◆ **Instruction**: Rewrite the listing with every "bbox" changed to "bounds", leaving everything else as it is.

◆ **Dataset entries**:

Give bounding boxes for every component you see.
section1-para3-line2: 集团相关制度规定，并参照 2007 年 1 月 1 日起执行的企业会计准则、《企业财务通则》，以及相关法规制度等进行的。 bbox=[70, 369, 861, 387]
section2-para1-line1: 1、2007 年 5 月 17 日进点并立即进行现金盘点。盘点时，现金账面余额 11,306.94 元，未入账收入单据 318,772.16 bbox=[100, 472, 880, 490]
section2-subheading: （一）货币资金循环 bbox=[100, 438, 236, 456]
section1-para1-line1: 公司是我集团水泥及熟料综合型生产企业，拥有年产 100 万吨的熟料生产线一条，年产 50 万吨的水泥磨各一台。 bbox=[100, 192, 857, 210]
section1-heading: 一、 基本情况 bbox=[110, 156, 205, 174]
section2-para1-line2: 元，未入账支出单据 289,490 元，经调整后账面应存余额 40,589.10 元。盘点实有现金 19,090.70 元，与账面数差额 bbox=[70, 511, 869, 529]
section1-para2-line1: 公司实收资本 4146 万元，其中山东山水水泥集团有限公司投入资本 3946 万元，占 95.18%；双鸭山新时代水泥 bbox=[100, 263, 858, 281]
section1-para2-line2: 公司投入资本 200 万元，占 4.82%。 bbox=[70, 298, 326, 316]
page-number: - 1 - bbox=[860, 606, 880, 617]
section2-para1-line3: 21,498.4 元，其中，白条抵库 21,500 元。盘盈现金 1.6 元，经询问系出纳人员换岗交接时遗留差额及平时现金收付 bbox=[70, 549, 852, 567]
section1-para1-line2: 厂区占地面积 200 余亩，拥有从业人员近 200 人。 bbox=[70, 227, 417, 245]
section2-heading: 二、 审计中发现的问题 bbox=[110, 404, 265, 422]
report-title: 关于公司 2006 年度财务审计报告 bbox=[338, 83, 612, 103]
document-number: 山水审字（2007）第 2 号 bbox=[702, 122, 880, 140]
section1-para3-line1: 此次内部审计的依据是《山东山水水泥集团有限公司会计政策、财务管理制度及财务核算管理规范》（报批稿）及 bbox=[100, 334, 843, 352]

◆ **Solution**:
Give bounding boxes for every component you see.
section1-para3-line2: 集团相关制度规定，并参照 2007 年 1 月 1 日起执行的企业会计准则、《企业财务通则》，以及相关法规制度等进行的。 bounds=[70, 369, 861, 387]
section2-para1-line1: 1、2007 年 5 月 17 日进点并立即进行现金盘点。盘点时，现金账面余额 11,306.94 元，未入账收入单据 318,772.16 bounds=[100, 472, 880, 490]
section2-subheading: （一）货币资金循环 bounds=[100, 438, 236, 456]
section1-para1-line1: 公司是我集团水泥及熟料综合型生产企业，拥有年产 100 万吨的熟料生产线一条，年产 50 万吨的水泥磨各一台。 bounds=[100, 192, 857, 210]
section1-heading: 一、 基本情况 bounds=[110, 156, 205, 174]
section2-para1-line2: 元，未入账支出单据 289,490 元，经调整后账面应存余额 40,589.10 元。盘点实有现金 19,090.70 元，与账面数差额 bounds=[70, 511, 869, 529]
section1-para2-line1: 公司实收资本 4146 万元，其中山东山水水泥集团有限公司投入资本 3946 万元，占 95.18%；双鸭山新时代水泥 bounds=[100, 263, 858, 281]
section1-para2-line2: 公司投入资本 200 万元，占 4.82%。 bounds=[70, 298, 326, 316]
page-number: - 1 - bounds=[860, 606, 880, 617]
section2-para1-line3: 21,498.4 元，其中，白条抵库 21,500 元。盘盈现金 1.6 元，经询问系出纳人员换岗交接时遗留差额及平时现金收付 bounds=[70, 549, 852, 567]
section1-para1-line2: 厂区占地面积 200 余亩，拥有从业人员近 200 人。 bounds=[70, 227, 417, 245]
section2-heading: 二、 审计中发现的问题 bounds=[110, 404, 265, 422]
report-title: 关于公司 2006 年度财务审计报告 bounds=[338, 83, 612, 103]
document-number: 山水审字（2007）第 2 号 bounds=[702, 122, 880, 140]
section1-para3-line1: 此次内部审计的依据是《山东山水水泥集团有限公司会计政策、财务管理制度及财务核算管理规范》（报批稿）及 bounds=[100, 334, 843, 352]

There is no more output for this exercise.